▶ The exercise: Find every line in the records that holds the string "Random". Copy each one.

▶ Provided data:
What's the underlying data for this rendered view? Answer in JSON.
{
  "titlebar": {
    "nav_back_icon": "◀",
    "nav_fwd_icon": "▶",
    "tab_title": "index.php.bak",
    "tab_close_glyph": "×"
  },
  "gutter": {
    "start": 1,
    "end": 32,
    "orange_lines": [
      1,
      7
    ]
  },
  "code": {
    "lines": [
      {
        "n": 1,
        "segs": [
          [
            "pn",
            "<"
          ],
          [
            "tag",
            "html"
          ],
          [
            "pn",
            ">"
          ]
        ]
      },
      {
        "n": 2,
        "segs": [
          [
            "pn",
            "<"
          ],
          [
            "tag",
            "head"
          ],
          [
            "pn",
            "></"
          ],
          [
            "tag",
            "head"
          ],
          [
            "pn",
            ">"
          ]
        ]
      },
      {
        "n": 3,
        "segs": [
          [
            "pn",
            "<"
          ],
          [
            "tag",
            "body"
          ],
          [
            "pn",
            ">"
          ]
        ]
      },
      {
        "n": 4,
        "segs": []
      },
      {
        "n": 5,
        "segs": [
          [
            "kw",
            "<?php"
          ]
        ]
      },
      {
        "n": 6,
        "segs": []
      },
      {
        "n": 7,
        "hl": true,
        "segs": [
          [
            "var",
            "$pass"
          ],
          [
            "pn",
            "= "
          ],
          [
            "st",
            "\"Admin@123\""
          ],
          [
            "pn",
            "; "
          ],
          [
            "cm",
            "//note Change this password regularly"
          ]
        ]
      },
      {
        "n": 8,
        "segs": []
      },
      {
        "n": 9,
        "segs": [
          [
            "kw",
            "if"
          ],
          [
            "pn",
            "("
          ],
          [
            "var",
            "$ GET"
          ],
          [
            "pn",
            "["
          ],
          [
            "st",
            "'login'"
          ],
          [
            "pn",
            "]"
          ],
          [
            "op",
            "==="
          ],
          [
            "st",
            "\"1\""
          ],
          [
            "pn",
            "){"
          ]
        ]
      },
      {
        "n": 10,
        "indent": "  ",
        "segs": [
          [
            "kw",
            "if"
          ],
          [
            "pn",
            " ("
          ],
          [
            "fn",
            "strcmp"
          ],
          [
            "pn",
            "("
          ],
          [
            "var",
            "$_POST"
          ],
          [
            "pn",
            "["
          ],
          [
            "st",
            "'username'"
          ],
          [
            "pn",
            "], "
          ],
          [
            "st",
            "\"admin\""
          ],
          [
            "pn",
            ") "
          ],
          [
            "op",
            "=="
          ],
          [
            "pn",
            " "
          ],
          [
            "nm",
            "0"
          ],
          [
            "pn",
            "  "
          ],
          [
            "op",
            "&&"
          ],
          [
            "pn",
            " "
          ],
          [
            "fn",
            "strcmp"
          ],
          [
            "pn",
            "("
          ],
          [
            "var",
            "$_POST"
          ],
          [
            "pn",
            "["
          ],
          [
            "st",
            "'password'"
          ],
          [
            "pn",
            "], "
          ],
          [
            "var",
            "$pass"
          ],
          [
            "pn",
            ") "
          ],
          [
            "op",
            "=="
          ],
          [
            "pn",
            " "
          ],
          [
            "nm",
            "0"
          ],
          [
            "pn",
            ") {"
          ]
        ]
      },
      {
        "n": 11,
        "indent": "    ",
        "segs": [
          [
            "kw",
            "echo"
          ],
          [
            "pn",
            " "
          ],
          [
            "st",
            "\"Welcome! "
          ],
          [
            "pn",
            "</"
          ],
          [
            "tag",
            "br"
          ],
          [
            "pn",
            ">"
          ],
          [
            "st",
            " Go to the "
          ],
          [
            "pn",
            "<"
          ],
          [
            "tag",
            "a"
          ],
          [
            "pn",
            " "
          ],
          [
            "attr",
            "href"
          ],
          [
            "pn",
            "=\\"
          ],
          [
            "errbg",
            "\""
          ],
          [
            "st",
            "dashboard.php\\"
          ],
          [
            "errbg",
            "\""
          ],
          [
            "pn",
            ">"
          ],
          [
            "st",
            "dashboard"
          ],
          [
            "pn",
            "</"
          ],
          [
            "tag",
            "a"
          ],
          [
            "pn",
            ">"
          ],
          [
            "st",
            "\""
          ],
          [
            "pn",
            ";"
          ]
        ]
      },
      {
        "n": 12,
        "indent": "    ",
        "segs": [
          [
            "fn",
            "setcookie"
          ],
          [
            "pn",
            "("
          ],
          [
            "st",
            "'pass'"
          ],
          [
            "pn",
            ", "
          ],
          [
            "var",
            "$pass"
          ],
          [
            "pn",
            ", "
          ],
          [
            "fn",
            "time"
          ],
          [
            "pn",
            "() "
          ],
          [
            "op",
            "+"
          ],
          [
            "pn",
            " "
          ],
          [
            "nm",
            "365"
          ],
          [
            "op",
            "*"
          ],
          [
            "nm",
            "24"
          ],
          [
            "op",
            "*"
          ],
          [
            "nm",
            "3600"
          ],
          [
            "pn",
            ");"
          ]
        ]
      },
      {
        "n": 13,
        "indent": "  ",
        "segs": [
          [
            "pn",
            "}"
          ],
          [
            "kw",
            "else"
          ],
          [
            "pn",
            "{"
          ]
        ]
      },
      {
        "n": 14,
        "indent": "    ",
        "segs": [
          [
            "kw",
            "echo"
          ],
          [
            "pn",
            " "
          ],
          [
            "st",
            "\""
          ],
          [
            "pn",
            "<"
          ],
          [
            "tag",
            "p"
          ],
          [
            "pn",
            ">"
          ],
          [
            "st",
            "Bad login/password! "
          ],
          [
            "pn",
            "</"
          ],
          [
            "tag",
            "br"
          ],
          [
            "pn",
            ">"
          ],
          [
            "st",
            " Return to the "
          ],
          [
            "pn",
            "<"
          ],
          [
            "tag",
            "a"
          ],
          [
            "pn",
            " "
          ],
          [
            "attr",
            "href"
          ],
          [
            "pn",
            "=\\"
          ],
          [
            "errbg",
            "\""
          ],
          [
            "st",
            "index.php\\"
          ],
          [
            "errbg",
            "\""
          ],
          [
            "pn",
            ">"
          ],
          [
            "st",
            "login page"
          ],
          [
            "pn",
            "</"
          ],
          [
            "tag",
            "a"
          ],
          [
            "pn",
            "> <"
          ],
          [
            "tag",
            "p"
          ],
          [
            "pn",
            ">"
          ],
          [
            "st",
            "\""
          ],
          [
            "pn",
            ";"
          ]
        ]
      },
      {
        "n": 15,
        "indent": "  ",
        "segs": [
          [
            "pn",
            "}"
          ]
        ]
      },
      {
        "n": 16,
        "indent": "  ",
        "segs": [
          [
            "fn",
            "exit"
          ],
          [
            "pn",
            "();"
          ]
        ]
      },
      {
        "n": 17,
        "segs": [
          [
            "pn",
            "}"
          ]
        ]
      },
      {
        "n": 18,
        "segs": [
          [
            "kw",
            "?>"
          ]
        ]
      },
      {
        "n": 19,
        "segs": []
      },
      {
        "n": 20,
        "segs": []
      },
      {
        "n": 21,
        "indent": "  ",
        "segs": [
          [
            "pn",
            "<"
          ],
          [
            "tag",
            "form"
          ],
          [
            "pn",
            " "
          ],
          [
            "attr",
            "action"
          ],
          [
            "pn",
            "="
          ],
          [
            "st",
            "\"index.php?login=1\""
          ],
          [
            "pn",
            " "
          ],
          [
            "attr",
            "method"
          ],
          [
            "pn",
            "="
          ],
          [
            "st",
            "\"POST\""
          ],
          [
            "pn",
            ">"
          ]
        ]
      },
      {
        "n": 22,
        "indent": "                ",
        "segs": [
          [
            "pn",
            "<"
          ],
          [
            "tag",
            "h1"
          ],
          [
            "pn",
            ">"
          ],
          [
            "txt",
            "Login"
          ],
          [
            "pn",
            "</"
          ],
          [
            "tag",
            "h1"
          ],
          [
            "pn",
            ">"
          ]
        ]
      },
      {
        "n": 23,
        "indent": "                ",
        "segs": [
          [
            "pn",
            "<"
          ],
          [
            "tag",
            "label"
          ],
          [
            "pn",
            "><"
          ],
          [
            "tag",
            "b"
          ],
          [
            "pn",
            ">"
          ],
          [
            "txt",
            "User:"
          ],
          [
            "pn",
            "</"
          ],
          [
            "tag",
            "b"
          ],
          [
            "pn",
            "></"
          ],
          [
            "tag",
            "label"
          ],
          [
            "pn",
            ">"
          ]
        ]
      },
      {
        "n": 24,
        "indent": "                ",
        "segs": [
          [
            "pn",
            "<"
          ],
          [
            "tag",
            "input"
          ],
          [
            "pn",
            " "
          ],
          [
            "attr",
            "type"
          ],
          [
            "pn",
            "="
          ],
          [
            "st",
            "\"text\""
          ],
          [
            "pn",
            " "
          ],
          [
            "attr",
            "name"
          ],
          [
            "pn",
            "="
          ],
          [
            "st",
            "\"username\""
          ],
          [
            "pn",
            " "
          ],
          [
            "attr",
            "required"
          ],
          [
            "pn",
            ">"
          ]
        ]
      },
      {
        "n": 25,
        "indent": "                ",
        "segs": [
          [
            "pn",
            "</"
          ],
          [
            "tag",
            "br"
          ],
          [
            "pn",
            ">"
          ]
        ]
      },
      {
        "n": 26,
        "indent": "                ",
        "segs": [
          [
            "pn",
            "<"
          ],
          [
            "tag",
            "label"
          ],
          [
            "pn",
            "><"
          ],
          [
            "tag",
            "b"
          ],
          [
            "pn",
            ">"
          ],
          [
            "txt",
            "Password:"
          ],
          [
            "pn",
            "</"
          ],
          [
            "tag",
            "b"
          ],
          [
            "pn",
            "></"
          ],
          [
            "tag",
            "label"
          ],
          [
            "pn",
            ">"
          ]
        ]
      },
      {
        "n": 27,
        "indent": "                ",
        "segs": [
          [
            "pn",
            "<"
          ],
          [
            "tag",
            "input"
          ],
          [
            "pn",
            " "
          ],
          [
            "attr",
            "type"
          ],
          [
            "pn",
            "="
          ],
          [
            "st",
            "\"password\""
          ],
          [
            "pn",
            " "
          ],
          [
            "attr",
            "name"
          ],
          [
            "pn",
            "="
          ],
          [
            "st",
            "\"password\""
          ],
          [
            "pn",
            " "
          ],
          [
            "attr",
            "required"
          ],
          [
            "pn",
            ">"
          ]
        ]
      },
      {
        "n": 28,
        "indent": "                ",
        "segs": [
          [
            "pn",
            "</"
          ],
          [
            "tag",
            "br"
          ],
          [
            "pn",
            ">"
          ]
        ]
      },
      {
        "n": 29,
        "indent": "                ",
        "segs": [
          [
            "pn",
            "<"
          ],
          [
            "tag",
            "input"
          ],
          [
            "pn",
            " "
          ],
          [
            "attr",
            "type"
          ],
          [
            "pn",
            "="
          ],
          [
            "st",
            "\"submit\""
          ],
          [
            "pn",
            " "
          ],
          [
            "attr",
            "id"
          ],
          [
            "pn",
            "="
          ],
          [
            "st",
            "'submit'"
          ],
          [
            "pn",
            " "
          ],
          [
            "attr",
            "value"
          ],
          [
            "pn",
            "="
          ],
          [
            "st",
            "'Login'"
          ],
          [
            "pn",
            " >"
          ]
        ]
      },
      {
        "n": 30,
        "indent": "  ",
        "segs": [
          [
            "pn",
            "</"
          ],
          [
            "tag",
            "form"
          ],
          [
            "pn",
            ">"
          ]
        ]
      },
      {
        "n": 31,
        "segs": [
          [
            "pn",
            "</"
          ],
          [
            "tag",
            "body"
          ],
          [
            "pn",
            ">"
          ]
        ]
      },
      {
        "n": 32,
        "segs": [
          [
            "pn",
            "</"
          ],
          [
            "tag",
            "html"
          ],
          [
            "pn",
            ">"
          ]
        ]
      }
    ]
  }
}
...
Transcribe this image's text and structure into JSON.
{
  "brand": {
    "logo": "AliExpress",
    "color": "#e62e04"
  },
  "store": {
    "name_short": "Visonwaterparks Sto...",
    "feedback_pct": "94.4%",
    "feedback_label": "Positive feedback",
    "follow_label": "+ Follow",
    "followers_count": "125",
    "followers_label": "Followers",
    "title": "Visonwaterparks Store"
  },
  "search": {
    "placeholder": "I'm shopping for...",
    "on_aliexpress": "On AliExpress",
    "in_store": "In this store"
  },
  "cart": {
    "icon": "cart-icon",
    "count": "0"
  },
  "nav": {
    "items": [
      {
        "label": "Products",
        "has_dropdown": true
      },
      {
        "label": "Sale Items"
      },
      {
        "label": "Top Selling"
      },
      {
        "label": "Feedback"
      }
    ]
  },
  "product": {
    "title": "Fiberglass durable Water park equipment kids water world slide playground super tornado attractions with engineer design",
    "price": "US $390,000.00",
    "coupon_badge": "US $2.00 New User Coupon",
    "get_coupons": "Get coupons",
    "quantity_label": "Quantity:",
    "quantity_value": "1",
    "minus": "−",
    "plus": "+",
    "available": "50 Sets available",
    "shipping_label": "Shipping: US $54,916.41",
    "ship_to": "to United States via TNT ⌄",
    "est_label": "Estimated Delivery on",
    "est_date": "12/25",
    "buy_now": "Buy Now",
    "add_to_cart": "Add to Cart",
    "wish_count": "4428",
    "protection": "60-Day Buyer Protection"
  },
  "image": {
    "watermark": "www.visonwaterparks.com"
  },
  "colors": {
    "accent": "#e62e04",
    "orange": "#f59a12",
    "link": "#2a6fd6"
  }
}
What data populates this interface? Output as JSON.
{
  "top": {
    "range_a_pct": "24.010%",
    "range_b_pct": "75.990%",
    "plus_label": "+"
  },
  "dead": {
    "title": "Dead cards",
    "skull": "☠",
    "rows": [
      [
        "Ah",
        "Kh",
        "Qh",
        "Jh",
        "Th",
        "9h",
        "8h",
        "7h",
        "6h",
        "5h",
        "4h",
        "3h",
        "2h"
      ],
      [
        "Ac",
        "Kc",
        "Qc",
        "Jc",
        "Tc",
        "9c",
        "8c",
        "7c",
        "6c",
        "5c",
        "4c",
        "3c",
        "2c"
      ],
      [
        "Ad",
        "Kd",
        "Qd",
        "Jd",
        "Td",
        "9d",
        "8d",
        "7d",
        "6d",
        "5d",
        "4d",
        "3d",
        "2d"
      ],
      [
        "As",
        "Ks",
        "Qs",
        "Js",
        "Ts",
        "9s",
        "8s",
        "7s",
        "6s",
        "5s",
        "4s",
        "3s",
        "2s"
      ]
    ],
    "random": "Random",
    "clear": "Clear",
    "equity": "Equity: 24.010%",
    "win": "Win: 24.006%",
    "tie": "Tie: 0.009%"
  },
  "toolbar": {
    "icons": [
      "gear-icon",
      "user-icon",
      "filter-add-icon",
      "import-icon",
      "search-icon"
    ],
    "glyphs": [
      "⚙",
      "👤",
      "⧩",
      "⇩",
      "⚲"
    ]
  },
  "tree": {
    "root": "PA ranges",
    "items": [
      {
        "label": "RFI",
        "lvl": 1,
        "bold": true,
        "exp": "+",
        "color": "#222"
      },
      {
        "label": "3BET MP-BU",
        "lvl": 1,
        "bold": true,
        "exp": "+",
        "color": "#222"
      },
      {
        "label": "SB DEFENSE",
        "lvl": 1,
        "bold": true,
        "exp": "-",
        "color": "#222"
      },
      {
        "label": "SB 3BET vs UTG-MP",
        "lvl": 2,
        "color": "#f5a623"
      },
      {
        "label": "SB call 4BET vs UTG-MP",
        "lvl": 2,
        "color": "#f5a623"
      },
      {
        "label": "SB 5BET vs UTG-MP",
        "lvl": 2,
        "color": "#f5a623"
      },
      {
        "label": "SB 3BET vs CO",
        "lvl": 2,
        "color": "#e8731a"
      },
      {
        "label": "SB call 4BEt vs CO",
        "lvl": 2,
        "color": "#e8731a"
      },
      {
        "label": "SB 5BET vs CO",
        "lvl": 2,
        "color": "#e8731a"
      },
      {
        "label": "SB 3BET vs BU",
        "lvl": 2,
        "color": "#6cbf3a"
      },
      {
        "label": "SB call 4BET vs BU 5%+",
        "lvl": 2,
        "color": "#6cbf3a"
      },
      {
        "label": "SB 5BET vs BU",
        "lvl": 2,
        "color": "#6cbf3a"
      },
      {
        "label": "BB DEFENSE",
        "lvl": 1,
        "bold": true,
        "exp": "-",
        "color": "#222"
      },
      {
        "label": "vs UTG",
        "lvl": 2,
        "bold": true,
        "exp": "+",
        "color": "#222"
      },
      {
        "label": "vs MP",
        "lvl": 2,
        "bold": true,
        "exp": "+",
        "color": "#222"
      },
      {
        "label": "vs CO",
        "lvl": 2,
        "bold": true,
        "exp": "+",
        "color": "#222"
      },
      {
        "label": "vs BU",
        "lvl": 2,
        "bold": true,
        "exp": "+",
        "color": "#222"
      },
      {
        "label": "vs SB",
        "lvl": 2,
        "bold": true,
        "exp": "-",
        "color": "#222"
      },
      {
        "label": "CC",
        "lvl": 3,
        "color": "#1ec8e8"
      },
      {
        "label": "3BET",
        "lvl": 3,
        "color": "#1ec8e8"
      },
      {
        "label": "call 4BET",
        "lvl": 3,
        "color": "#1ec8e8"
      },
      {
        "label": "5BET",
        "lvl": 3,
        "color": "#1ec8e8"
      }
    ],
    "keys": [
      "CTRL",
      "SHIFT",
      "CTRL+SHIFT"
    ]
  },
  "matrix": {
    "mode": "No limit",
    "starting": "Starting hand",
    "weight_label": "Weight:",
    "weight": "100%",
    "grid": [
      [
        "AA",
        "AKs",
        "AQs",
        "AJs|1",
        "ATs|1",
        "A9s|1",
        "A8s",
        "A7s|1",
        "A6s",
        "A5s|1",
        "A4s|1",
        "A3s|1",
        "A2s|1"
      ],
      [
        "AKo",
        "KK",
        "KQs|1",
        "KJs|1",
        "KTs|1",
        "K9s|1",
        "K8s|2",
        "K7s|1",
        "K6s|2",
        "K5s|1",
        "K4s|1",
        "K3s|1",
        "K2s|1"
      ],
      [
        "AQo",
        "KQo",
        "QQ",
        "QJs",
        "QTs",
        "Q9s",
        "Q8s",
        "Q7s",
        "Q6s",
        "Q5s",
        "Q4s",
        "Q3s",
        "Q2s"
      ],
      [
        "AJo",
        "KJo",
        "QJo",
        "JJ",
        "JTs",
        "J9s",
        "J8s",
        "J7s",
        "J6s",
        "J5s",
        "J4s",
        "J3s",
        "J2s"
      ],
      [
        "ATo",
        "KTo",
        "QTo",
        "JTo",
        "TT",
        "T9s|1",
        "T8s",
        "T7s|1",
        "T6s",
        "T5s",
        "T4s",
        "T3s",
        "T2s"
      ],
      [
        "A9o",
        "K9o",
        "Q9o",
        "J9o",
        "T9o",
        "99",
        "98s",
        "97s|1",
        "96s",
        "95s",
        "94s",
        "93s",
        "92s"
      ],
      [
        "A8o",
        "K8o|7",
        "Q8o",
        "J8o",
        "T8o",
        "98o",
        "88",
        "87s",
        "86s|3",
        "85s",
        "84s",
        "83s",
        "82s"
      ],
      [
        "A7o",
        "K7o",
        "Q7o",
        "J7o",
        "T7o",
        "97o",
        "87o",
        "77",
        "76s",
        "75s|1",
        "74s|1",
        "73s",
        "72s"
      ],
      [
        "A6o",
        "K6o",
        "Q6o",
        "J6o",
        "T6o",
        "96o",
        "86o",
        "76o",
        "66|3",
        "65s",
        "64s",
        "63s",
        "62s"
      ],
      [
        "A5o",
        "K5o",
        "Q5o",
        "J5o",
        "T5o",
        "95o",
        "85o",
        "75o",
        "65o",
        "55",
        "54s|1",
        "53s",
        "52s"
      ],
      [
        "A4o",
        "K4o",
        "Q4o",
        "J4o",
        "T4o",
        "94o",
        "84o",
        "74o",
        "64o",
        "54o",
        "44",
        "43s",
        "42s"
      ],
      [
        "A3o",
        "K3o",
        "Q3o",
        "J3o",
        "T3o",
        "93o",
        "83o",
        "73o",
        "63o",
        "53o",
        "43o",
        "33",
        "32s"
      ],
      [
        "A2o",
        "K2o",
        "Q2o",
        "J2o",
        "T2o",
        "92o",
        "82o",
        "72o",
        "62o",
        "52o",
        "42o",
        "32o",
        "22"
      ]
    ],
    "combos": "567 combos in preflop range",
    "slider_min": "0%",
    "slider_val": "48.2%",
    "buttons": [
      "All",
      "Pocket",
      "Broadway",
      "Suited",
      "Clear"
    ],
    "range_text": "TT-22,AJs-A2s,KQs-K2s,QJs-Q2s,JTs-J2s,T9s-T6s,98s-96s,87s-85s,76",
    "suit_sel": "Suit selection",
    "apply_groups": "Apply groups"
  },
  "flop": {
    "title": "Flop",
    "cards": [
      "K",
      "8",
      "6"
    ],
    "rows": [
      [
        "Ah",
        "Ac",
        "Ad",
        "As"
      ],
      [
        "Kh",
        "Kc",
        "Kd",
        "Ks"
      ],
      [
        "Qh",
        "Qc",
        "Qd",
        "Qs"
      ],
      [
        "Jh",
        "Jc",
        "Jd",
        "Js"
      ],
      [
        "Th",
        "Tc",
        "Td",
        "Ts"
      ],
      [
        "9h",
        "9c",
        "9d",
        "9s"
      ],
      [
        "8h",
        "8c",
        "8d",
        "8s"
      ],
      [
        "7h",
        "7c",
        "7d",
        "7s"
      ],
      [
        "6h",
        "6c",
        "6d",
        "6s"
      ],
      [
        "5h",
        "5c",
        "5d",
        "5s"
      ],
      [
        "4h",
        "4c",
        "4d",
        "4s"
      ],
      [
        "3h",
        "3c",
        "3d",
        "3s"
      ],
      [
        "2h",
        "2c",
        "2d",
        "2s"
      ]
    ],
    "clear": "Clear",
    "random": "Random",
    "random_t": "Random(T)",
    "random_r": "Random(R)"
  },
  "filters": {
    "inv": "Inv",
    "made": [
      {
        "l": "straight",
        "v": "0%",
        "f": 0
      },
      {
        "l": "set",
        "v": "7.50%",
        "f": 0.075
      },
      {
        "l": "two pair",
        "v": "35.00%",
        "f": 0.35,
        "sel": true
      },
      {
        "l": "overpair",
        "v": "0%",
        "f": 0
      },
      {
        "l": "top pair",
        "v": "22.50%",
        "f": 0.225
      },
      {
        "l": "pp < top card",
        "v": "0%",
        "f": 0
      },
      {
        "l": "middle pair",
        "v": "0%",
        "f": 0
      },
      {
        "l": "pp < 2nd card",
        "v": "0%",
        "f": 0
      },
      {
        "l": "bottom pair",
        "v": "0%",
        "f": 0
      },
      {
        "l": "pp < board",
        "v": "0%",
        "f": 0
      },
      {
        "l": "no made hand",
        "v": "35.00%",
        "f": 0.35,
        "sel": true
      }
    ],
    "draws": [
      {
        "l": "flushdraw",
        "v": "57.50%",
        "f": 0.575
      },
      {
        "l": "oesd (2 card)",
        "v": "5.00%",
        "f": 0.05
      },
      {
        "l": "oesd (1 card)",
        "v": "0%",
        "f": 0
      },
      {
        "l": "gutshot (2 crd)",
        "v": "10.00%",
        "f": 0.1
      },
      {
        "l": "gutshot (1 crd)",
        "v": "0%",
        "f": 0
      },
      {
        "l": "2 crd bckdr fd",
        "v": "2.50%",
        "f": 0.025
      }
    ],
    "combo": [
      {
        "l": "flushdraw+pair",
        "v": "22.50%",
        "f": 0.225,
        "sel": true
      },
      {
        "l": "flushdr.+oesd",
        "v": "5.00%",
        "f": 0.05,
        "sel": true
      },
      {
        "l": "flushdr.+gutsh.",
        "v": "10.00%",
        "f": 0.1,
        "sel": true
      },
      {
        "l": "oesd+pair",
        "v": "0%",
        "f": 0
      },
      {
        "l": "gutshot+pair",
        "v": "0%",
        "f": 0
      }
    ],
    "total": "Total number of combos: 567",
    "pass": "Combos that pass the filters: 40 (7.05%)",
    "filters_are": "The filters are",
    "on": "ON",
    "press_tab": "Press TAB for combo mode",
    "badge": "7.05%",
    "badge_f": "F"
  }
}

▶ Response to the exercise:
    "random": "Random",
    "random": "Random",
    "random_t": "Random(T)",
    "random_r": "Random(R)"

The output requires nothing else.